--- EXERCISE INPUTS ---

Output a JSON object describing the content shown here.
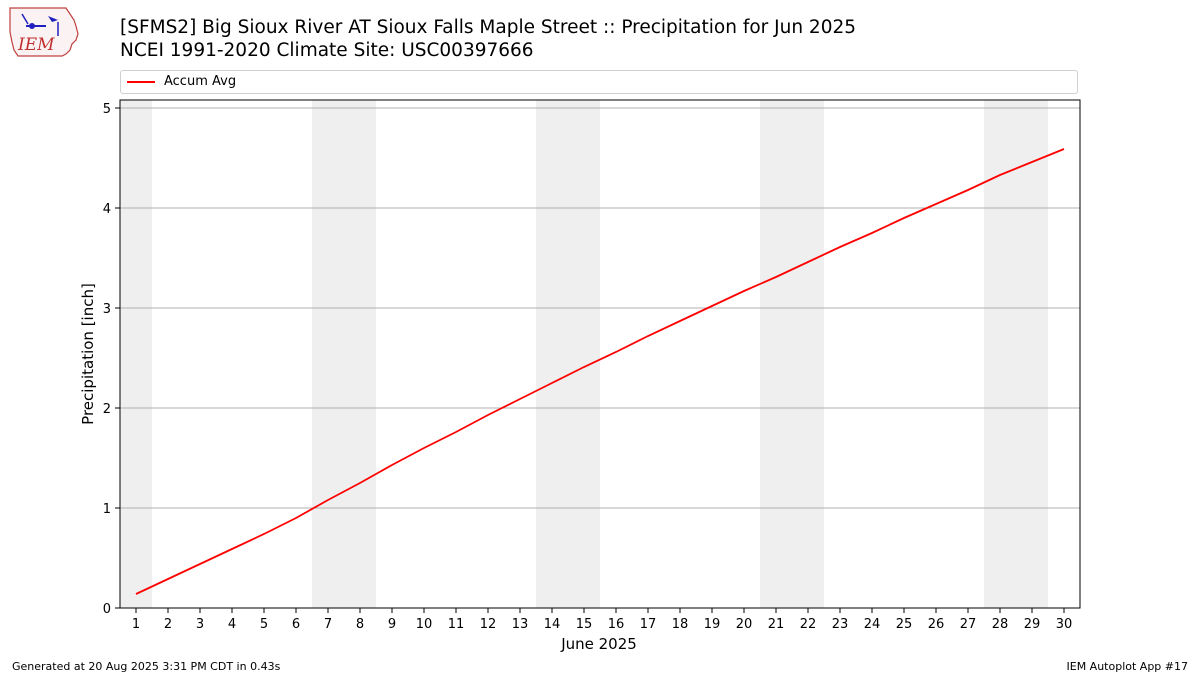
{
  "header": {
    "logo_text": "IEM",
    "title_line1": "[SFMS2] Big Sioux River  AT Sioux Falls Maple Street :: Precipitation for Jun 2025",
    "title_line2": "NCEI 1991-2020 Climate Site: USC00397666"
  },
  "legend": {
    "placement": "top",
    "entries": [
      {
        "label": "Accum Avg",
        "color": "#ff0000"
      }
    ]
  },
  "footer": {
    "left": "Generated at 20 Aug 2025 3:31 PM CDT in 0.43s",
    "right": "IEM Autoplot App #17"
  },
  "colors": {
    "line": "#ff0000",
    "weekend_shade": "#efefef",
    "grid": "#b0b0b0"
  },
  "chart_data": {
    "type": "line",
    "xlabel": "June 2025",
    "ylabel": "Precipitation [inch]",
    "xlim": [
      0.5,
      30.5
    ],
    "ylim": [
      0,
      5.08
    ],
    "grid": "horizontal",
    "x_ticks": [
      1,
      2,
      3,
      4,
      5,
      6,
      7,
      8,
      9,
      10,
      11,
      12,
      13,
      14,
      15,
      16,
      17,
      18,
      19,
      20,
      21,
      22,
      23,
      24,
      25,
      26,
      27,
      28,
      29,
      30
    ],
    "y_ticks": [
      0,
      1,
      2,
      3,
      4,
      5
    ],
    "weekend_days": [
      1,
      7,
      8,
      14,
      15,
      21,
      22,
      28,
      29
    ],
    "series": [
      {
        "name": "Accum Avg",
        "x": [
          1,
          2,
          3,
          4,
          5,
          6,
          7,
          8,
          9,
          10,
          11,
          12,
          13,
          14,
          15,
          16,
          17,
          18,
          19,
          20,
          21,
          22,
          23,
          24,
          25,
          26,
          27,
          28,
          29,
          30
        ],
        "values": [
          0.14,
          0.29,
          0.44,
          0.59,
          0.74,
          0.9,
          1.08,
          1.25,
          1.43,
          1.6,
          1.76,
          1.93,
          2.09,
          2.25,
          2.41,
          2.56,
          2.72,
          2.87,
          3.02,
          3.17,
          3.31,
          3.46,
          3.61,
          3.75,
          3.9,
          4.04,
          4.18,
          4.33,
          4.46,
          4.59
        ]
      }
    ]
  }
}
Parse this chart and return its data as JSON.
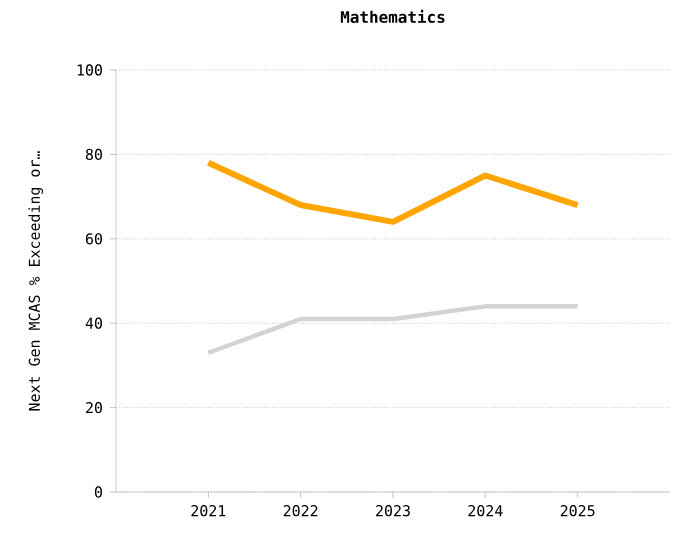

---

WRITTEN REQUEST |
Reproduce every record word for word. The copy must contain no pictures.

THE RESULT |
Output a JSON object describing the content shown here.
{
  "header": {
    "logo_text": "IEM",
    "title_line1": "[SFMS2] Big Sioux River  AT Sioux Falls Maple Street :: Precipitation for Jun 2025",
    "title_line2": "NCEI 1991-2020 Climate Site: USC00397666"
  },
  "legend": {
    "placement": "top",
    "entries": [
      {
        "label": "Accum Avg",
        "color": "#ff0000"
      }
    ]
  },
  "footer": {
    "left": "Generated at 20 Aug 2025 3:31 PM CDT in 0.43s",
    "right": "IEM Autoplot App #17"
  },
  "colors": {
    "line": "#ff0000",
    "weekend_shade": "#efefef",
    "grid": "#b0b0b0"
  },
  "chart_data": {
    "type": "line",
    "xlabel": "June 2025",
    "ylabel": "Precipitation [inch]",
    "xlim": [
      0.5,
      30.5
    ],
    "ylim": [
      0,
      5.08
    ],
    "grid": "horizontal",
    "x_ticks": [
      1,
      2,
      3,
      4,
      5,
      6,
      7,
      8,
      9,
      10,
      11,
      12,
      13,
      14,
      15,
      16,
      17,
      18,
      19,
      20,
      21,
      22,
      23,
      24,
      25,
      26,
      27,
      28,
      29,
      30
    ],
    "y_ticks": [
      0,
      1,
      2,
      3,
      4,
      5
    ],
    "weekend_days": [
      1,
      7,
      8,
      14,
      15,
      21,
      22,
      28,
      29
    ],
    "series": [
      {
        "name": "Accum Avg",
        "x": [
          1,
          2,
          3,
          4,
          5,
          6,
          7,
          8,
          9,
          10,
          11,
          12,
          13,
          14,
          15,
          16,
          17,
          18,
          19,
          20,
          21,
          22,
          23,
          24,
          25,
          26,
          27,
          28,
          29,
          30
        ],
        "values": [
          0.14,
          0.29,
          0.44,
          0.59,
          0.74,
          0.9,
          1.08,
          1.25,
          1.43,
          1.6,
          1.76,
          1.93,
          2.09,
          2.25,
          2.41,
          2.56,
          2.72,
          2.87,
          3.02,
          3.17,
          3.31,
          3.46,
          3.61,
          3.75,
          3.9,
          4.04,
          4.18,
          4.33,
          4.46,
          4.59
        ]
      }
    ]
  }
}
Parse this chart and return its data as JSON.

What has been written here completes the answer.